- [EXERCISE AIM]
Gather from the listing below each line that includes the word "following", and copy it.

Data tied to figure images
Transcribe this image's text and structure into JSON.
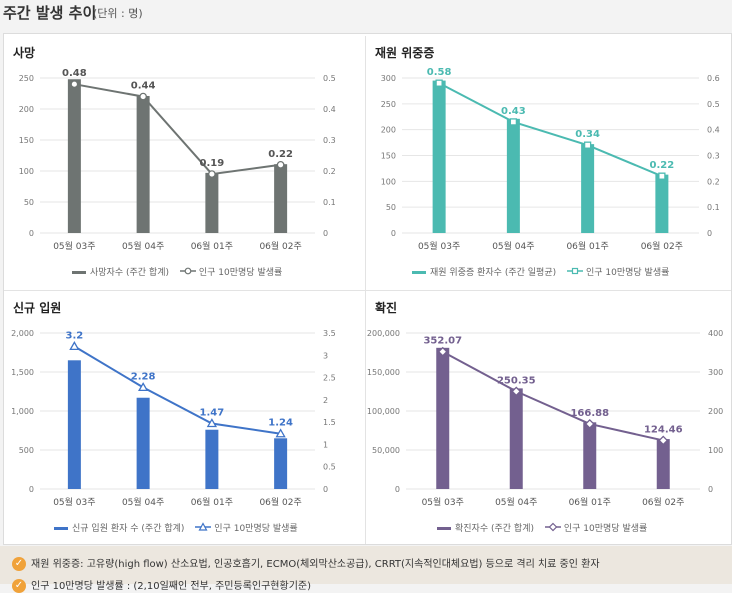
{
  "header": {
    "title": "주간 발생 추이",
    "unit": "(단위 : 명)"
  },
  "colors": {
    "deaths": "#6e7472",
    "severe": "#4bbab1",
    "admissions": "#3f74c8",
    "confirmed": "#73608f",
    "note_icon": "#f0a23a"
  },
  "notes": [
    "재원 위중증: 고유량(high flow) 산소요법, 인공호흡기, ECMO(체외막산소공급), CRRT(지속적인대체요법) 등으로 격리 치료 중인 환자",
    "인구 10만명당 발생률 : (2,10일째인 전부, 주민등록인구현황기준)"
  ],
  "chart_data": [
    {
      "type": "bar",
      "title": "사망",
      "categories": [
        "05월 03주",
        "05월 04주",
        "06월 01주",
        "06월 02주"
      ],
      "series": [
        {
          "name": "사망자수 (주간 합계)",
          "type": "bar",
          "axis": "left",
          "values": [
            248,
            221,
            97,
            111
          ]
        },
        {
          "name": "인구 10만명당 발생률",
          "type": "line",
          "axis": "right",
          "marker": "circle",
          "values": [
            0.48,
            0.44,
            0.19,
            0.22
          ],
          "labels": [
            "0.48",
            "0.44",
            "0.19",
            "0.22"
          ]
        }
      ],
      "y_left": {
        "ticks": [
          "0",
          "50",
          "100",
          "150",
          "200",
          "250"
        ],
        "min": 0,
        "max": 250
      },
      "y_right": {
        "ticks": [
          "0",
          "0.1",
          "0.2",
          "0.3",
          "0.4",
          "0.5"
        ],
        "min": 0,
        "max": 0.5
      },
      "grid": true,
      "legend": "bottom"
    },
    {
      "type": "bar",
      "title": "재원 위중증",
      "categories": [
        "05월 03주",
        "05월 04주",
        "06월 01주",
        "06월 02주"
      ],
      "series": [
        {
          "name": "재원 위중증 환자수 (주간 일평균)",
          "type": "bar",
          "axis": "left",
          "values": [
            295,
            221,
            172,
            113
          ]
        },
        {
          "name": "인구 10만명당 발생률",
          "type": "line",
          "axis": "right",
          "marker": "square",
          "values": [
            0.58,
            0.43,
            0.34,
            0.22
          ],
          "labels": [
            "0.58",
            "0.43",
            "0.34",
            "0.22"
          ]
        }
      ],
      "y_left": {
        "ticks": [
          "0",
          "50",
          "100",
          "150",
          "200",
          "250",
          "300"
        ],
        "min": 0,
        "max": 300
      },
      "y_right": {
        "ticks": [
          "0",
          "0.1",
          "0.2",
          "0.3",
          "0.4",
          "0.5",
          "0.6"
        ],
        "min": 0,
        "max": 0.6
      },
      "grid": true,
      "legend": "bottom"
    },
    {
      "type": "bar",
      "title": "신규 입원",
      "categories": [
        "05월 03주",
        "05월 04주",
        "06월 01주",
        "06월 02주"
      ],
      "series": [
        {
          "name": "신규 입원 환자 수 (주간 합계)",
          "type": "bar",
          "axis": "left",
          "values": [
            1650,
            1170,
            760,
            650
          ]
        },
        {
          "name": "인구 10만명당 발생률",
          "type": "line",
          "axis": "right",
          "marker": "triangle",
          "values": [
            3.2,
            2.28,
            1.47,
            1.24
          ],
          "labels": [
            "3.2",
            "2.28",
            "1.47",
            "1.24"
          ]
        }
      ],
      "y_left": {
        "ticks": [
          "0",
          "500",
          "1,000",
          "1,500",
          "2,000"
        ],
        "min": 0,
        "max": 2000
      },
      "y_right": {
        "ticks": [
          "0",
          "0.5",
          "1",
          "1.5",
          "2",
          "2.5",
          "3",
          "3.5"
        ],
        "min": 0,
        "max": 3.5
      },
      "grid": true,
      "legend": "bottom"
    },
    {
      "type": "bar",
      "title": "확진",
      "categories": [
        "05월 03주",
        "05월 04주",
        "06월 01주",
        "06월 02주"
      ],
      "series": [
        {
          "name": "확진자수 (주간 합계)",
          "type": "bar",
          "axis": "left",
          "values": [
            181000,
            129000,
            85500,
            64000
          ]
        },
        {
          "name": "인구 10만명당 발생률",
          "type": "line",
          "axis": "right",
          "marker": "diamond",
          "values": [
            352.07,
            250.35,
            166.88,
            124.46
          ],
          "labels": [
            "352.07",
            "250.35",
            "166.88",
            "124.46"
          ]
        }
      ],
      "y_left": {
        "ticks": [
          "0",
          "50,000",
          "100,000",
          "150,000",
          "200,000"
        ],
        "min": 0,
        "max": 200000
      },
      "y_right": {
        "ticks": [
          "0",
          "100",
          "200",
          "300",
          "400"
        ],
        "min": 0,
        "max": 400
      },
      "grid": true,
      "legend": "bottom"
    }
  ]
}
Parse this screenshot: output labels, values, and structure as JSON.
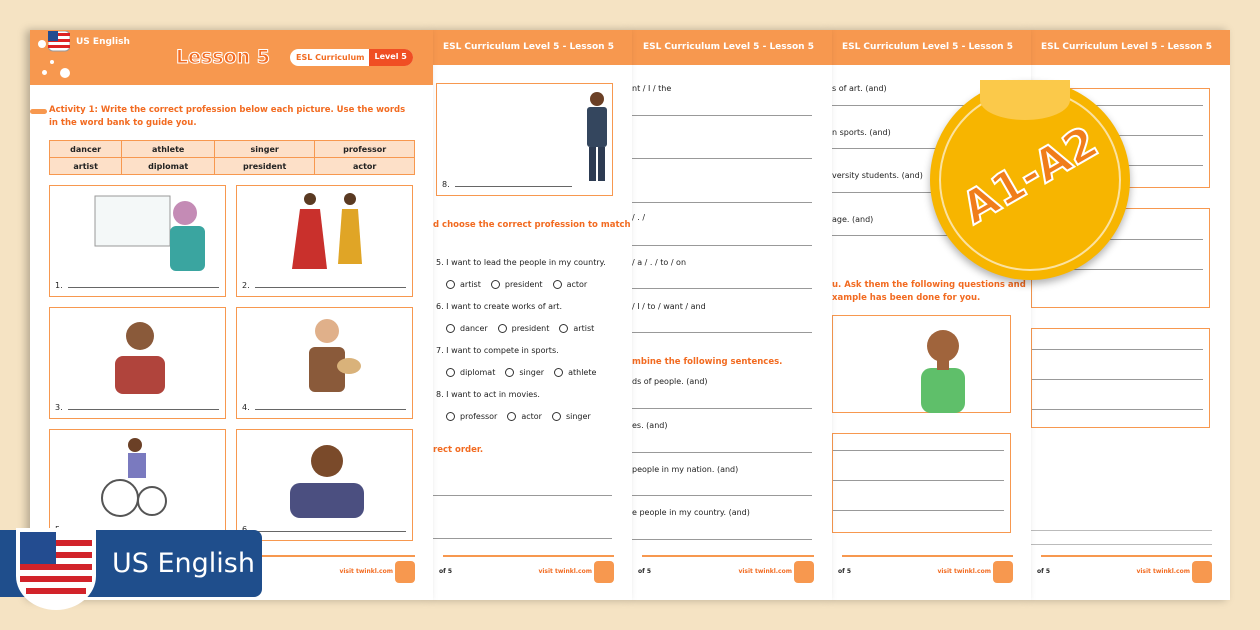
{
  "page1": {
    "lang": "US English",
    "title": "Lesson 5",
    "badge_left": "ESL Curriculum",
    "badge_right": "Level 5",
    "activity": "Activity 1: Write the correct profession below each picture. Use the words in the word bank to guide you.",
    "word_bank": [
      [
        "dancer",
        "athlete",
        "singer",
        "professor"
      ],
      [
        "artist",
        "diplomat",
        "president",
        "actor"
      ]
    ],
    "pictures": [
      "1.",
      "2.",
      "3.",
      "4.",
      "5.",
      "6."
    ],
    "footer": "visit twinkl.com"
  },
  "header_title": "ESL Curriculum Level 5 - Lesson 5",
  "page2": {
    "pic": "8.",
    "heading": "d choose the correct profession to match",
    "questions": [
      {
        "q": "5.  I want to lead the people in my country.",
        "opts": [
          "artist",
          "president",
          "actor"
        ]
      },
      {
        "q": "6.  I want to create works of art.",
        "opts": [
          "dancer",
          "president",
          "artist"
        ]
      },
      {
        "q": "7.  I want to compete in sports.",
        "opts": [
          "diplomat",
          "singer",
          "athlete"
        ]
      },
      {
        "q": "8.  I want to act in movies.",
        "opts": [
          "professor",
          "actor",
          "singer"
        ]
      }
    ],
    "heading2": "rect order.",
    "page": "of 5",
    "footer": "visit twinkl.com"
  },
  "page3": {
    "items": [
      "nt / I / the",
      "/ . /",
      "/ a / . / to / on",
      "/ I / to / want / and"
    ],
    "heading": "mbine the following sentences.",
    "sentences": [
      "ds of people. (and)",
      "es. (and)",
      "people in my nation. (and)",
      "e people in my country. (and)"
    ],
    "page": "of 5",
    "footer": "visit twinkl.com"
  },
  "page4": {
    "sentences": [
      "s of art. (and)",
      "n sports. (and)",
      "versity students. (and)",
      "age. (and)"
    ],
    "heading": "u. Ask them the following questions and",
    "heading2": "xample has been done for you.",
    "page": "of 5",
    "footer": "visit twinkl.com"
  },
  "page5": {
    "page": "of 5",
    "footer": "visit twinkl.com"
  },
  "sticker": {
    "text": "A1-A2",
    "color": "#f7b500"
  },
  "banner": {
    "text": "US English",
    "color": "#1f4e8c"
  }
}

- [EXPECTED OUTPUT]
    "heading": "mbine the following sentences.",
    "heading": "u. Ask them the following questions and",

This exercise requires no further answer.